* WHAT TO PRODUCE: Write out all the entries word for word, but skip any images.

** start **

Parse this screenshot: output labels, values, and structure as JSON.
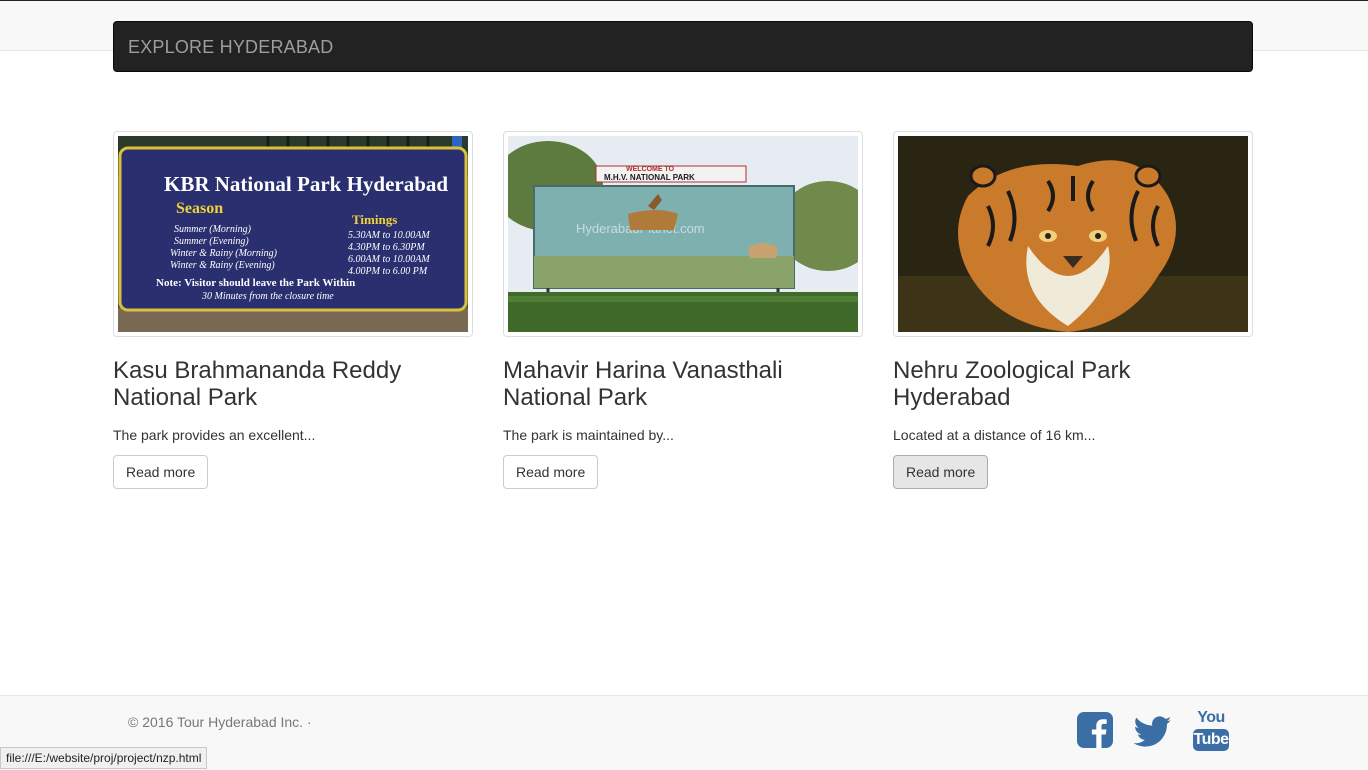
{
  "navbar": {
    "brand": "EXPLORE HYDERABAD"
  },
  "cards": [
    {
      "title": "Kasu Brahmananda Reddy National Park",
      "excerpt": "The park provides an excellent...",
      "button": "Read more",
      "sign": {
        "heading": "KBR National Park Hyderabad",
        "season": "Season",
        "timings": "Timings",
        "rows": [
          [
            "Summer (Morning)",
            "5.30AM to 10.00AM"
          ],
          [
            "Summer (Evening)",
            "4.30PM to 6.30PM"
          ],
          [
            "Winter & Rainy (Morning)",
            "6.00AM to 10.00AM"
          ],
          [
            "Winter & Rainy (Evening)",
            "4.00PM to 6.00 PM"
          ]
        ],
        "note": "Note: Visitor should leave the Park Within",
        "note2": "30 Minutes from the closure time"
      }
    },
    {
      "title": "Mahavir Harina Vanasthali National Park",
      "excerpt": "The park is maintained by...",
      "button": "Read more",
      "sign": {
        "welcome": "WELCOME TO",
        "name": "M.H.V. NATIONAL PARK",
        "watermark": "HyderabadPlanet.com"
      }
    },
    {
      "title": "Nehru Zoological Park Hyderabad",
      "excerpt": "Located at a distance of 16 km...",
      "button": "Read more"
    }
  ],
  "footer": {
    "copyright": "© 2016 Tour Hyderabad Inc. ·",
    "social": {
      "youtube_top": "You",
      "youtube_bottom": "Tube",
      "color": "#3b6ea5"
    }
  },
  "status_bar": {
    "url": "file:///E:/website/proj/project/nzp.html"
  }
}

** end **

* THE REPLY:
Parse this screenshot: output labels, values, and structure as JSON.
{
  "navbar": {
    "brand": "EXPLORE HYDERABAD"
  },
  "cards": [
    {
      "title": "Kasu Brahmananda Reddy National Park",
      "excerpt": "The park provides an excellent...",
      "button": "Read more",
      "sign": {
        "heading": "KBR National Park Hyderabad",
        "season": "Season",
        "timings": "Timings",
        "rows": [
          [
            "Summer (Morning)",
            "5.30AM to 10.00AM"
          ],
          [
            "Summer (Evening)",
            "4.30PM to 6.30PM"
          ],
          [
            "Winter & Rainy (Morning)",
            "6.00AM to 10.00AM"
          ],
          [
            "Winter & Rainy (Evening)",
            "4.00PM to 6.00 PM"
          ]
        ],
        "note": "Note: Visitor should leave the Park Within",
        "note2": "30 Minutes from the closure time"
      }
    },
    {
      "title": "Mahavir Harina Vanasthali National Park",
      "excerpt": "The park is maintained by...",
      "button": "Read more",
      "sign": {
        "welcome": "WELCOME TO",
        "name": "M.H.V. NATIONAL PARK",
        "watermark": "HyderabadPlanet.com"
      }
    },
    {
      "title": "Nehru Zoological Park Hyderabad",
      "excerpt": "Located at a distance of 16 km...",
      "button": "Read more"
    }
  ],
  "footer": {
    "copyright": "© 2016 Tour Hyderabad Inc. ·",
    "social": {
      "youtube_top": "You",
      "youtube_bottom": "Tube",
      "color": "#3b6ea5"
    }
  },
  "status_bar": {
    "url": "file:///E:/website/proj/project/nzp.html"
  }
}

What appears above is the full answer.